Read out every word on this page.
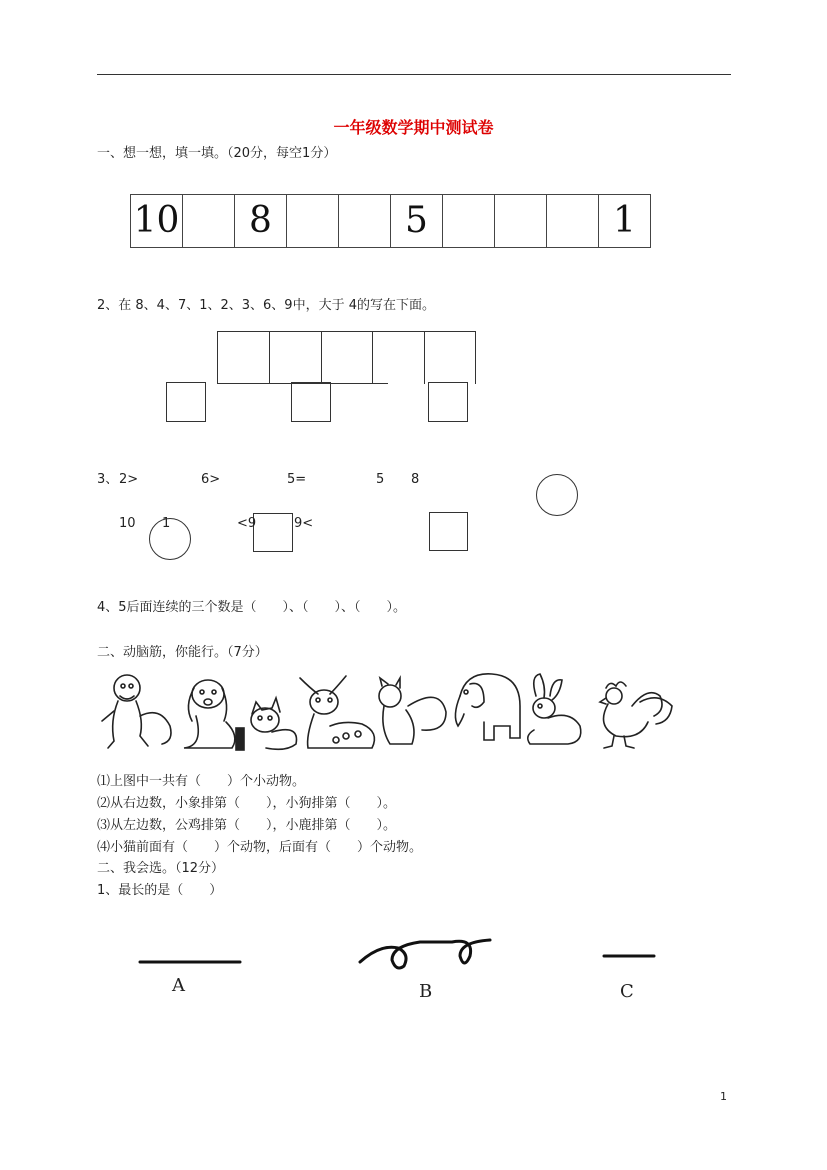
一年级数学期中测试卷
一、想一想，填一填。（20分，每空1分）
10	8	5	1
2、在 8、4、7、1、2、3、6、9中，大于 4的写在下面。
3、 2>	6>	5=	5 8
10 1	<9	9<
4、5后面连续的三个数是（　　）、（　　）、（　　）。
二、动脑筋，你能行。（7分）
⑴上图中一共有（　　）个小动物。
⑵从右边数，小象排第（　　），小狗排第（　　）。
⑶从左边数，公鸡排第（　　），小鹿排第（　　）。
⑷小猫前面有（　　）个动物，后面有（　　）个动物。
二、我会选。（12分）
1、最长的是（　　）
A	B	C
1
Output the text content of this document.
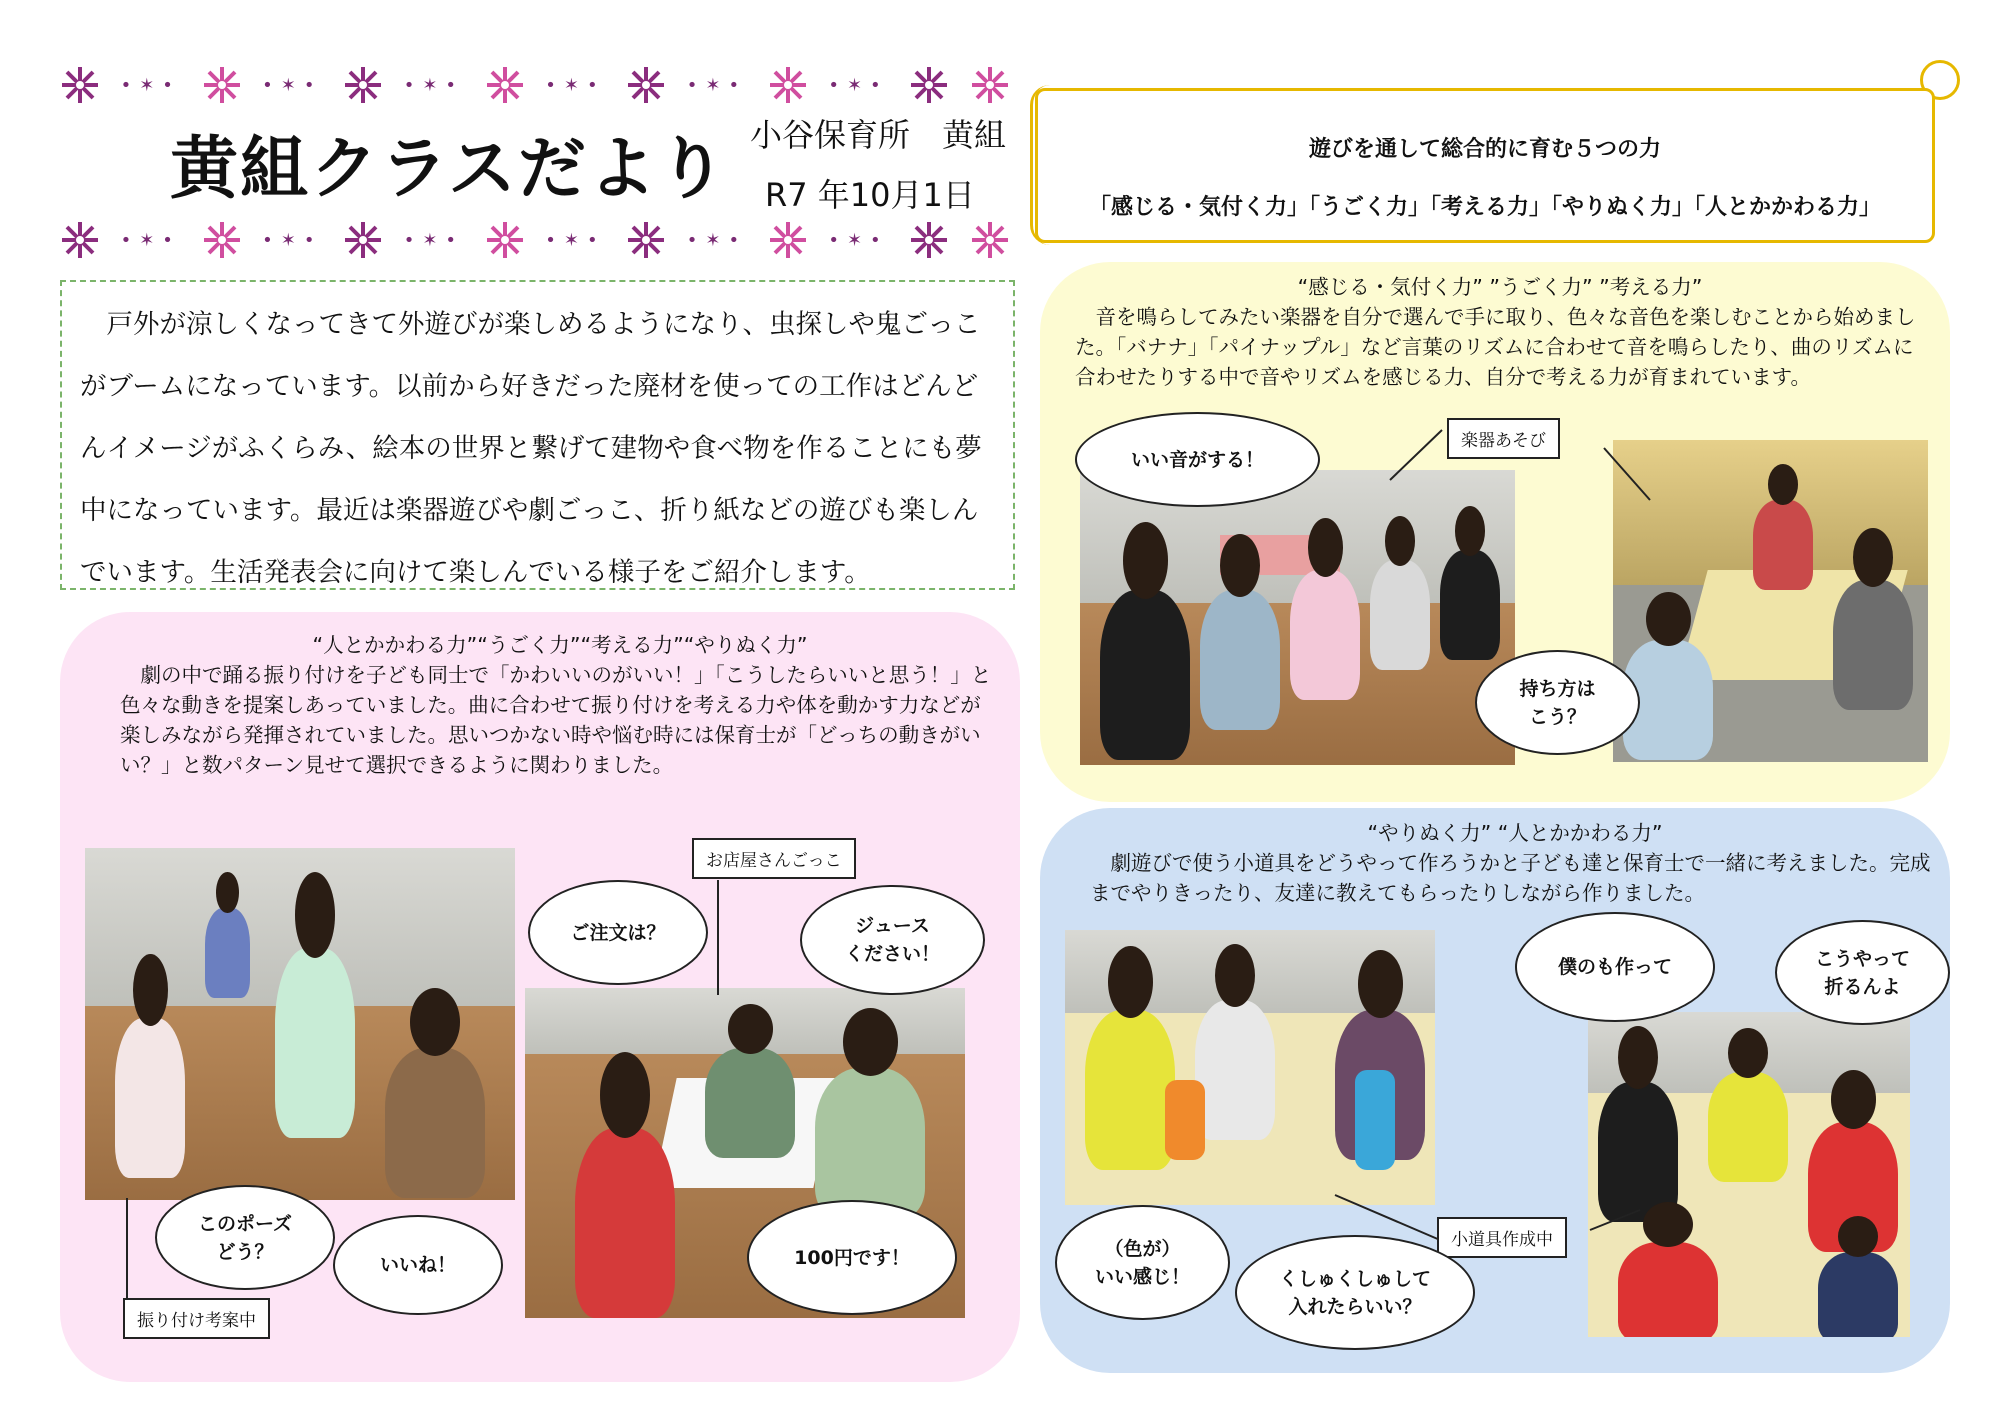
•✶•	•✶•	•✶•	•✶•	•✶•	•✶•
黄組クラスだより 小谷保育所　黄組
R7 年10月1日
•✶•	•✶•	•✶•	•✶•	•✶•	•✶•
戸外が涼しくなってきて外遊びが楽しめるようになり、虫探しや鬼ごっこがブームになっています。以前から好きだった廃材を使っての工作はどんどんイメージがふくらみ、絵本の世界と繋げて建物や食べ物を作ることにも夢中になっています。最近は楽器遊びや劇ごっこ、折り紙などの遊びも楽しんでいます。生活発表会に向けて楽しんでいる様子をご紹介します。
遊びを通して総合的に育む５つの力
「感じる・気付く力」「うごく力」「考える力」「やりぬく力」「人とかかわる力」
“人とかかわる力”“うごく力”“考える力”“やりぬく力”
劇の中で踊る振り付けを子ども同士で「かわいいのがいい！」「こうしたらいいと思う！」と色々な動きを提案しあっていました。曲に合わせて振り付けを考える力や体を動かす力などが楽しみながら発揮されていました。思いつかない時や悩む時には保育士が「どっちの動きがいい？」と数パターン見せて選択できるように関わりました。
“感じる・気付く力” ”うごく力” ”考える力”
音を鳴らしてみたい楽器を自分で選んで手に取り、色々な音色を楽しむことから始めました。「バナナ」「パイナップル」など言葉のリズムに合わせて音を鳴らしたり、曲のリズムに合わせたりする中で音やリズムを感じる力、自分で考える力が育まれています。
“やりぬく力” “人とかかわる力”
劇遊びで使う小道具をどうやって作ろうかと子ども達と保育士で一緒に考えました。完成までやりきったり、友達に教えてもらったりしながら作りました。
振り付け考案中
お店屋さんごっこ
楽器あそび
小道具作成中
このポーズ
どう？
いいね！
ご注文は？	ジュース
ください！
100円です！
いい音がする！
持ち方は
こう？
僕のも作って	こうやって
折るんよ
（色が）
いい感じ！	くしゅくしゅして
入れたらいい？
+---+
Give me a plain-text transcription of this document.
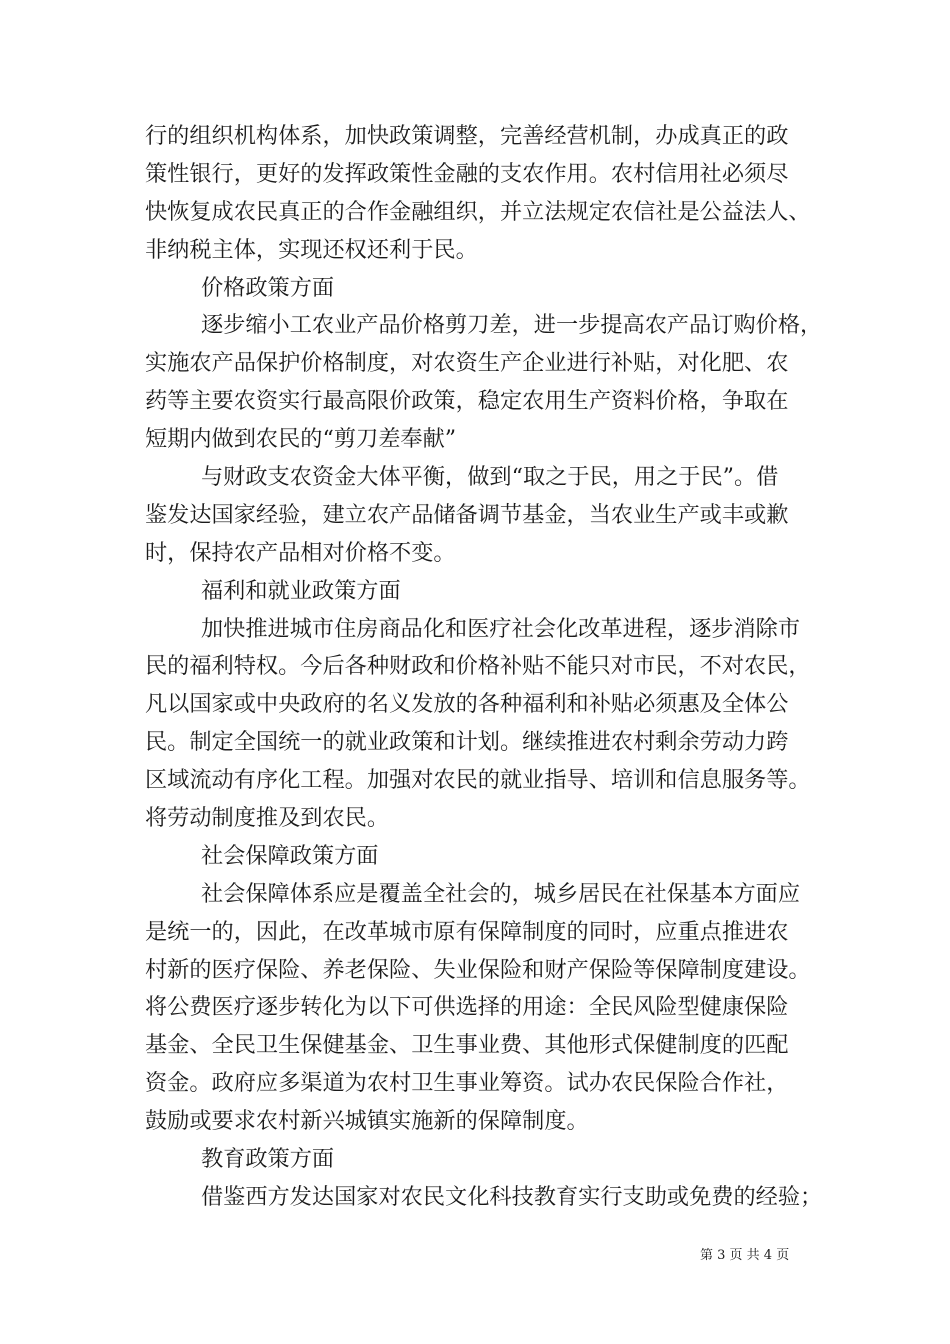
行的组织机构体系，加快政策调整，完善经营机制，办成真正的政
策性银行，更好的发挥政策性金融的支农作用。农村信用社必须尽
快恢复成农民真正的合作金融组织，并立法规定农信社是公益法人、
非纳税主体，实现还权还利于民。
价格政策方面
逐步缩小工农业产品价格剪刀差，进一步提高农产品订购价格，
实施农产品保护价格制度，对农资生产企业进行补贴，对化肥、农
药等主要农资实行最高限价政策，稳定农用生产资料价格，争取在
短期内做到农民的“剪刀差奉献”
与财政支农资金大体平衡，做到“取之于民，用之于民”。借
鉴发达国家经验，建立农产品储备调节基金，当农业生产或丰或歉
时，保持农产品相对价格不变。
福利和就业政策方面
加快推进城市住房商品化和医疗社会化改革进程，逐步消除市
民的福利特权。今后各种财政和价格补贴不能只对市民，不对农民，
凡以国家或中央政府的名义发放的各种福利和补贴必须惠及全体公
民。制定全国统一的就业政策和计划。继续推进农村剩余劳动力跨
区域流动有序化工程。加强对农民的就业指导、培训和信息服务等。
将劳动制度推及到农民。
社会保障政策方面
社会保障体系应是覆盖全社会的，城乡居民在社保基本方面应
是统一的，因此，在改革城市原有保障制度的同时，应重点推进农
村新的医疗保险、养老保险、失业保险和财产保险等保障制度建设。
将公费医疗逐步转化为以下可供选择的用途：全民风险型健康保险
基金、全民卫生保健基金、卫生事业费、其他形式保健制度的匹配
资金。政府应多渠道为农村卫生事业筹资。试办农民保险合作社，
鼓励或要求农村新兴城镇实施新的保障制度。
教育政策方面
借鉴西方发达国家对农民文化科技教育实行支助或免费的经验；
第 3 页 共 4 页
+---+
**GOAL OF THE EXERCISE:** Select the lines in this material that hold the word "気付く力", leaving none out.

**THE REPLY:**
「感じる・気付く力」「うごく力」「考える力」「やりぬく力」「人とかかわる力」
“感じる・気付く力” ”うごく力” ”考える力”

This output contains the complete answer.